[start MATERIAL FOR THE TASK]
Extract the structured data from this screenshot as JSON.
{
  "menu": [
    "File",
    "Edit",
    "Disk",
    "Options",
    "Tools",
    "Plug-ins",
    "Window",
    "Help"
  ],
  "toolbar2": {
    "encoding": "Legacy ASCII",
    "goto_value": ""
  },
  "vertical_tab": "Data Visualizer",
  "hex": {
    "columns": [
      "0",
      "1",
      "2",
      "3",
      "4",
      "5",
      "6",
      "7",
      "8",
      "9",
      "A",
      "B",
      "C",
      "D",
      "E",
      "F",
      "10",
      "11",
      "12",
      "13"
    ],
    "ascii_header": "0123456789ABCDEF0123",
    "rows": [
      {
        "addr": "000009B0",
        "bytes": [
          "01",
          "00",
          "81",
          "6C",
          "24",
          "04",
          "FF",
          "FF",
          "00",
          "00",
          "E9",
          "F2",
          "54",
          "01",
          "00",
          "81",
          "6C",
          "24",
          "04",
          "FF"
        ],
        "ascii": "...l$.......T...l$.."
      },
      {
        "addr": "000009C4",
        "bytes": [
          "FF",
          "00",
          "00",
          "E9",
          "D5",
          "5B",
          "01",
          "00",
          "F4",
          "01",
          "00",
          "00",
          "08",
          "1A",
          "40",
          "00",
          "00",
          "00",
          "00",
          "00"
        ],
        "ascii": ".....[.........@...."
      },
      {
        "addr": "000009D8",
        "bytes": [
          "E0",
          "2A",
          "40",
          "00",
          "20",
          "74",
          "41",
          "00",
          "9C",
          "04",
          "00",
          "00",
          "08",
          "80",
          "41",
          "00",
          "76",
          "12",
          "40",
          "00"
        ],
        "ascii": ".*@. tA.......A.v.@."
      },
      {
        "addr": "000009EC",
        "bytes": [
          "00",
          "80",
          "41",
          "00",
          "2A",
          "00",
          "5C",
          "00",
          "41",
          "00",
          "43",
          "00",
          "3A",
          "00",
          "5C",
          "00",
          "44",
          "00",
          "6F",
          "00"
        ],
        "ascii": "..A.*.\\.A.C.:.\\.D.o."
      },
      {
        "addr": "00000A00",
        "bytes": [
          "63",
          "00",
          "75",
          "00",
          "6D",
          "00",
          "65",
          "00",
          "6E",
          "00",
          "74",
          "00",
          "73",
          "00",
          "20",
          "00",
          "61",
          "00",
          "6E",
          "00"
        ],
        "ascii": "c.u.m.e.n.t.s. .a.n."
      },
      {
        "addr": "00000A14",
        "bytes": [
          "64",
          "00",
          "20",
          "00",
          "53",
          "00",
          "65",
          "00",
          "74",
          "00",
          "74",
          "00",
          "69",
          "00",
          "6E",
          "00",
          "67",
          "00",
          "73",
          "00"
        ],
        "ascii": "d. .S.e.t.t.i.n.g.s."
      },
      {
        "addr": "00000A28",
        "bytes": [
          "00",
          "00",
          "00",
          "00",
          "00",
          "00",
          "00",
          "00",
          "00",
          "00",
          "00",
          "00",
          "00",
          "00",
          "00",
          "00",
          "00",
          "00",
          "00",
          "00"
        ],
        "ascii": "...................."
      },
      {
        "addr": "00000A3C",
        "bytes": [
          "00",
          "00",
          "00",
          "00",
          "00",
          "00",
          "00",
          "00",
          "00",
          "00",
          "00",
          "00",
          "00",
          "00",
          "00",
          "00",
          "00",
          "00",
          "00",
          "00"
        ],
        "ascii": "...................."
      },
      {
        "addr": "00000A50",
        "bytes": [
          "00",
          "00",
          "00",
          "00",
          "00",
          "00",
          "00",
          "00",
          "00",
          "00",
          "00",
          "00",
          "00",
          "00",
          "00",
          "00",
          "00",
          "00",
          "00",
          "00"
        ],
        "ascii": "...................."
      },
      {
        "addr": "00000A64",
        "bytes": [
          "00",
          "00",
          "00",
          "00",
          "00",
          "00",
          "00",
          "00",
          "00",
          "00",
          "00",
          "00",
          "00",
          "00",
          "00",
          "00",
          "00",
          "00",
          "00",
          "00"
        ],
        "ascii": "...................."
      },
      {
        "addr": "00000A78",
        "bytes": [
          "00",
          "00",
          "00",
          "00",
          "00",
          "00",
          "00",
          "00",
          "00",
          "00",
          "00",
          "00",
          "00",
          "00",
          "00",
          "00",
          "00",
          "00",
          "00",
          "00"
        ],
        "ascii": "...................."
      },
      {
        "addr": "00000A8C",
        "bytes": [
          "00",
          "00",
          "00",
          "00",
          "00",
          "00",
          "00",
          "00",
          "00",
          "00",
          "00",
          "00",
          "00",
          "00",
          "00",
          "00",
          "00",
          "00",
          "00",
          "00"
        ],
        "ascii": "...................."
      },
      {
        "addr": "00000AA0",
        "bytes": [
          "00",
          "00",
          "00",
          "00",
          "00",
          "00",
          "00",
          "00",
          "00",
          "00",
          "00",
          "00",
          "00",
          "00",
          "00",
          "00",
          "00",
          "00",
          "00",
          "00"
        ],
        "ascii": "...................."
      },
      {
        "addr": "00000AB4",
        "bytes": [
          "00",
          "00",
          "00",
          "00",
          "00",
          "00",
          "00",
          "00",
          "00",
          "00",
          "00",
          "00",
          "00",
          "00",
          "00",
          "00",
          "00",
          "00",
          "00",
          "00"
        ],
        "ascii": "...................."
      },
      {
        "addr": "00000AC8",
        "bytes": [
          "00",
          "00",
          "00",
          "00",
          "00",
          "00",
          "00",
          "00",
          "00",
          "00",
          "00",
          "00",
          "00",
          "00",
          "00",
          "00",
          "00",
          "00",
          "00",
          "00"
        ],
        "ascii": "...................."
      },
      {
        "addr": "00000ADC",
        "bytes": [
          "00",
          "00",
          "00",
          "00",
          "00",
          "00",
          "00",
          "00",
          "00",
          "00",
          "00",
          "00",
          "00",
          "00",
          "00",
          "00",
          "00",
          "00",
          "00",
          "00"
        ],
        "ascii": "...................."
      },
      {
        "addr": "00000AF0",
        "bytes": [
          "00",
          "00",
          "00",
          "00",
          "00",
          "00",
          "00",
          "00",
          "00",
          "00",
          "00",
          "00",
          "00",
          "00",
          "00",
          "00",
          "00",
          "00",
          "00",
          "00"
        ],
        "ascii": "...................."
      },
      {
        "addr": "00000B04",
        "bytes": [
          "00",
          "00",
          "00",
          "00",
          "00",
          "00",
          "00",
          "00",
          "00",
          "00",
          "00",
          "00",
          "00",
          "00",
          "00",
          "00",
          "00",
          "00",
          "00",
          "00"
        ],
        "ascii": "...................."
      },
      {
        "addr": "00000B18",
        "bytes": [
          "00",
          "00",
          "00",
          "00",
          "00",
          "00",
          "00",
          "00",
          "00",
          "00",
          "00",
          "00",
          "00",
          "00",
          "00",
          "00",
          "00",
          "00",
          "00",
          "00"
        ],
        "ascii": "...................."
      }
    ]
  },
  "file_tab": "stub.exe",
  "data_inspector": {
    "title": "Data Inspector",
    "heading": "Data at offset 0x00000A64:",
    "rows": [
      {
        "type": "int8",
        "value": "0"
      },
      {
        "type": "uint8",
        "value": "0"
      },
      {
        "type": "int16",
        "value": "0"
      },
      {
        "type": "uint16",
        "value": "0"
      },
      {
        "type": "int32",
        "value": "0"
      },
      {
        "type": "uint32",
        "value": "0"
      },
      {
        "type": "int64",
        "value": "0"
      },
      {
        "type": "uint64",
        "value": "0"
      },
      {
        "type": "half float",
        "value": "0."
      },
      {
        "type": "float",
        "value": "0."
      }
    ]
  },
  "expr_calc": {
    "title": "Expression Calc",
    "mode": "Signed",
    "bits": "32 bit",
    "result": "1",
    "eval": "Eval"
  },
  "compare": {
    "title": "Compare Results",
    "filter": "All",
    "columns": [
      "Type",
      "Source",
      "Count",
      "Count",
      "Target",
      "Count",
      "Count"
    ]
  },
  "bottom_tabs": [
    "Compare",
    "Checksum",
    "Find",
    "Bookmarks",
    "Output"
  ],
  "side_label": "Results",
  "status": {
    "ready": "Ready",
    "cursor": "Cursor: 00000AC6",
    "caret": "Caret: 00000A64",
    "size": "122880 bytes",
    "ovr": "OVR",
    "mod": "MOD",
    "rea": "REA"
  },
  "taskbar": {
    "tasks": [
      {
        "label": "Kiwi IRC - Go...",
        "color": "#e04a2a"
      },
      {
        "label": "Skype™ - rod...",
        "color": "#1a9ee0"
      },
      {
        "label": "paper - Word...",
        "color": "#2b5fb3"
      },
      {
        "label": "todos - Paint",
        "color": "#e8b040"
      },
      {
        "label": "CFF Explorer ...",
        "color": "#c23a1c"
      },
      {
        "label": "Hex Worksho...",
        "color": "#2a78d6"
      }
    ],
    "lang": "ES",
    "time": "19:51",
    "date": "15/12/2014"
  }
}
[end MATERIAL FOR THE TASK]
> **YOUR OBJECTIVE**
How many of the lines above include the string "color"? Reply with the number by itself.

> **FINISHED EXERCISE**
6